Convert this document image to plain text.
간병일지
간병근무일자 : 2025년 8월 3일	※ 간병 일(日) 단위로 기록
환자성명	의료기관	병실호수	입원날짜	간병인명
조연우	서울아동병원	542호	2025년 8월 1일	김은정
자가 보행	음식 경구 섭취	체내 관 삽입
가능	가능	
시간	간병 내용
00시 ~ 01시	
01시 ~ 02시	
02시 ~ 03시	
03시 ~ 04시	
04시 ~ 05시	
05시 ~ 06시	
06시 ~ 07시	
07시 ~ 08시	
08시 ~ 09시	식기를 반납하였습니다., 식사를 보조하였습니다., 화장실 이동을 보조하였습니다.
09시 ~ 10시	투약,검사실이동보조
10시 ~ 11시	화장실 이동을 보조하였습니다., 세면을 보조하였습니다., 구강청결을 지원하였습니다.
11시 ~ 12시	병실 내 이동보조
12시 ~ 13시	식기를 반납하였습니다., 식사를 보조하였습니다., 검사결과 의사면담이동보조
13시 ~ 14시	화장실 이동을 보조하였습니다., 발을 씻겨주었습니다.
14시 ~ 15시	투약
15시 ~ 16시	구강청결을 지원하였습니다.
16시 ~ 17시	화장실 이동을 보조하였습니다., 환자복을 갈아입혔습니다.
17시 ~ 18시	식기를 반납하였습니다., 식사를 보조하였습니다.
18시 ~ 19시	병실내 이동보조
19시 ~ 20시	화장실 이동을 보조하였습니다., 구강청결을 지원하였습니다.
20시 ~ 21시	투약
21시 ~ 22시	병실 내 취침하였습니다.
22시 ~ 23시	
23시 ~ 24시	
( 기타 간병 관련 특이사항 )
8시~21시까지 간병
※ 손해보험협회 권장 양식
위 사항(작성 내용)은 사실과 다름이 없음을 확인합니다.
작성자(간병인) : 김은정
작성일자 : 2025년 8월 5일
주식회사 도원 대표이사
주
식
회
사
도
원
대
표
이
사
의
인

Exercise task: Each record should come back exactly as written.

Answer to the problem:
Convert this document image to plain text.
간병일지
간병근무일자 : 2025년 8월 3일	※ 간병 일(日) 단위로 기록
환자성명	의료기관	병실호수	입원날짜	간병인명
조연우	서울아동병원	542호	2025년 8월 1일	김은정
자가 보행	음식 경구 섭취	체내 관 삽입
가능	가능	
시간	간병 내용
00시 ~ 01시	
01시 ~ 02시	
02시 ~ 03시	
03시 ~ 04시	
04시 ~ 05시	
05시 ~ 06시	
06시 ~ 07시	
07시 ~ 08시	
08시 ~ 09시	식기를 반납하였습니다., 식사를 보조하였습니다., 화장실 이동을 보조하였습니다.
09시 ~ 10시	투약,검사실이동보조
10시 ~ 11시	화장실 이동을 보조하였습니다., 세면을 보조하였습니다., 구강청결을 지원하였습니다.
11시 ~ 12시	병실 내 이동보조
12시 ~ 13시	식기를 반납하였습니다., 식사를 보조하였습니다., 검사결과 의사면담이동보조
13시 ~ 14시	화장실 이동을 보조하였습니다., 발을 씻겨주었습니다.
14시 ~ 15시	투약
15시 ~ 16시	구강청결을 지원하였습니다.
16시 ~ 17시	화장실 이동을 보조하였습니다., 환자복을 갈아입혔습니다.
17시 ~ 18시	식기를 반납하였습니다., 식사를 보조하였습니다.
18시 ~ 19시	병실내 이동보조
19시 ~ 20시	화장실 이동을 보조하였습니다., 구강청결을 지원하였습니다.
20시 ~ 21시	투약
21시 ~ 22시	병실 내 취침하였습니다.
22시 ~ 23시	
23시 ~ 24시	
( 기타 간병 관련 특이사항 )
8시~21시까지 간병
※ 손해보험협회 권장 양식
위 사항(작성 내용)은 사실과 다름이 없음을 확인합니다.
작성자(간병인) : 김은정
작성일자 : 2025년 8월 5일
주식회사 도원 대표이사
주
식
회
사
도
원
대
표
이
사
의
인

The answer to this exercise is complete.